Recorded data
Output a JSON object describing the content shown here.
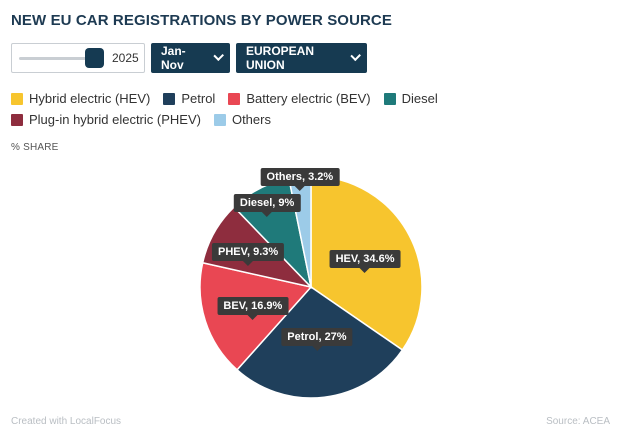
{
  "title": "NEW EU CAR REGISTRATIONS BY POWER SOURCE",
  "controls": {
    "year": "2025",
    "period": "Jan-Nov",
    "region": "EUROPEAN UNION"
  },
  "share_label": "% SHARE",
  "footer": {
    "credit": "Created with LocalFocus",
    "source": "Source:  ACEA"
  },
  "colors": {
    "hev": "#f7c52e",
    "petrol": "#1f3f5b",
    "bev": "#e94753",
    "diesel": "#1f7a7a",
    "phev": "#8e2d3e",
    "others": "#9ccbe8"
  },
  "chart_data": {
    "type": "pie",
    "legend": [
      {
        "key": "hev",
        "label": "Hybrid electric (HEV)"
      },
      {
        "key": "petrol",
        "label": "Petrol"
      },
      {
        "key": "bev",
        "label": "Battery electric (BEV)"
      },
      {
        "key": "diesel",
        "label": "Diesel"
      },
      {
        "key": "phev",
        "label": "Plug-in hybrid electric (PHEV)"
      },
      {
        "key": "others",
        "label": "Others"
      }
    ],
    "slices": [
      {
        "key": "hev",
        "label": "HEV, 34.6%",
        "value": 34.6
      },
      {
        "key": "petrol",
        "label": "Petrol, 27%",
        "value": 27
      },
      {
        "key": "bev",
        "label": "BEV, 16.9%",
        "value": 16.9
      },
      {
        "key": "phev",
        "label": "PHEV, 9.3%",
        "value": 9.3
      },
      {
        "key": "diesel",
        "label": "Diesel, 9%",
        "value": 9
      },
      {
        "key": "others",
        "label": "Others, 3.2%",
        "value": 3.2
      }
    ]
  }
}
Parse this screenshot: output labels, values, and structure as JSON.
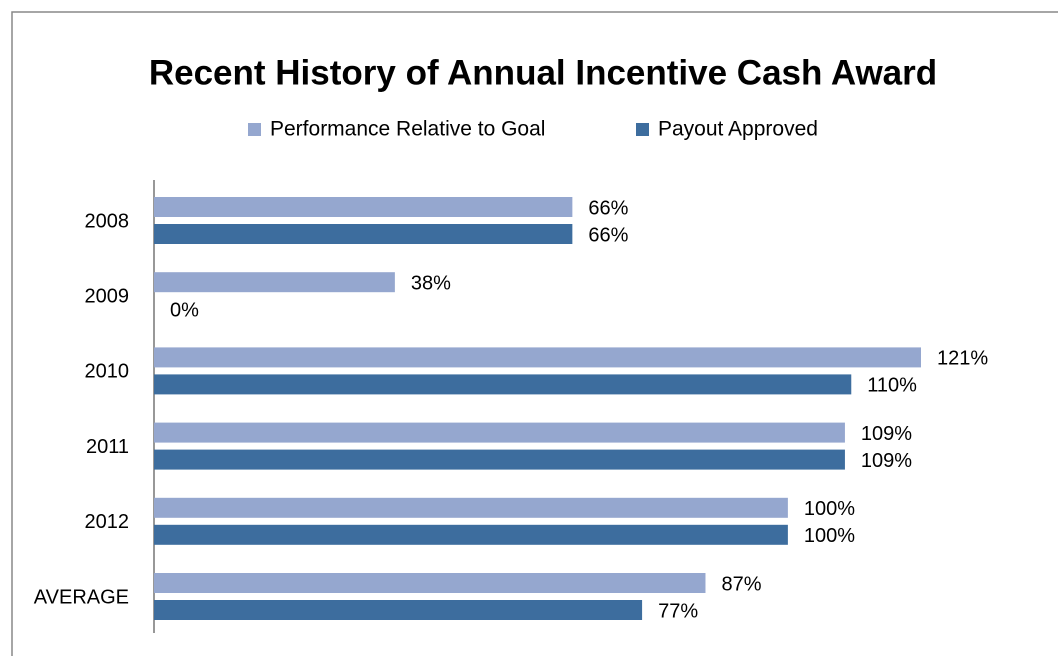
{
  "chart_data": {
    "type": "hbar",
    "title": "Recent History of Annual Incentive Cash Award",
    "categories": [
      "2008",
      "2009",
      "2010",
      "2011",
      "2012",
      "AVERAGE"
    ],
    "series": [
      {
        "name": "Performance Relative to Goal",
        "color": "#95a7cf",
        "values": [
          66,
          38,
          121,
          109,
          100,
          87
        ],
        "value_labels": [
          "66%",
          "38%",
          "121%",
          "109%",
          "100%",
          "87%"
        ]
      },
      {
        "name": "Payout Approved",
        "color": "#3d6d9e",
        "values": [
          66,
          0,
          110,
          109,
          100,
          77
        ],
        "value_labels": [
          "66%",
          "0%",
          "110%",
          "109%",
          "100%",
          "77%"
        ]
      }
    ]
  }
}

_What the exercise asks:_ Print every entry exactly as written, without the pictures.

_Full answer:_
Output a JSON object describing the content shown here.
{
  "title": "NEW EU CAR REGISTRATIONS BY POWER SOURCE",
  "controls": {
    "year": "2025",
    "period": "Jan-Nov",
    "region": "EUROPEAN UNION"
  },
  "share_label": "% SHARE",
  "footer": {
    "credit": "Created with LocalFocus",
    "source": "Source:  ACEA"
  },
  "colors": {
    "hev": "#f7c52e",
    "petrol": "#1f3f5b",
    "bev": "#e94753",
    "diesel": "#1f7a7a",
    "phev": "#8e2d3e",
    "others": "#9ccbe8"
  },
  "chart_data": {
    "type": "pie",
    "legend": [
      {
        "key": "hev",
        "label": "Hybrid electric (HEV)"
      },
      {
        "key": "petrol",
        "label": "Petrol"
      },
      {
        "key": "bev",
        "label": "Battery electric (BEV)"
      },
      {
        "key": "diesel",
        "label": "Diesel"
      },
      {
        "key": "phev",
        "label": "Plug-in hybrid electric (PHEV)"
      },
      {
        "key": "others",
        "label": "Others"
      }
    ],
    "slices": [
      {
        "key": "hev",
        "label": "HEV, 34.6%",
        "value": 34.6
      },
      {
        "key": "petrol",
        "label": "Petrol, 27%",
        "value": 27
      },
      {
        "key": "bev",
        "label": "BEV, 16.9%",
        "value": 16.9
      },
      {
        "key": "phev",
        "label": "PHEV, 9.3%",
        "value": 9.3
      },
      {
        "key": "diesel",
        "label": "Diesel, 9%",
        "value": 9
      },
      {
        "key": "others",
        "label": "Others, 3.2%",
        "value": 3.2
      }
    ]
  }
}
Parse this screenshot: output labels, values, and structure as JSON.
{
  "chart_data": {
    "type": "hbar",
    "title": "Recent History of Annual Incentive Cash Award",
    "categories": [
      "2008",
      "2009",
      "2010",
      "2011",
      "2012",
      "AVERAGE"
    ],
    "series": [
      {
        "name": "Performance Relative to Goal",
        "color": "#95a7cf",
        "values": [
          66,
          38,
          121,
          109,
          100,
          87
        ],
        "value_labels": [
          "66%",
          "38%",
          "121%",
          "109%",
          "100%",
          "87%"
        ]
      },
      {
        "name": "Payout Approved",
        "color": "#3d6d9e",
        "values": [
          66,
          0,
          110,
          109,
          100,
          77
        ],
        "value_labels": [
          "66%",
          "0%",
          "110%",
          "109%",
          "100%",
          "77%"
        ]
      }
    ]
  }
}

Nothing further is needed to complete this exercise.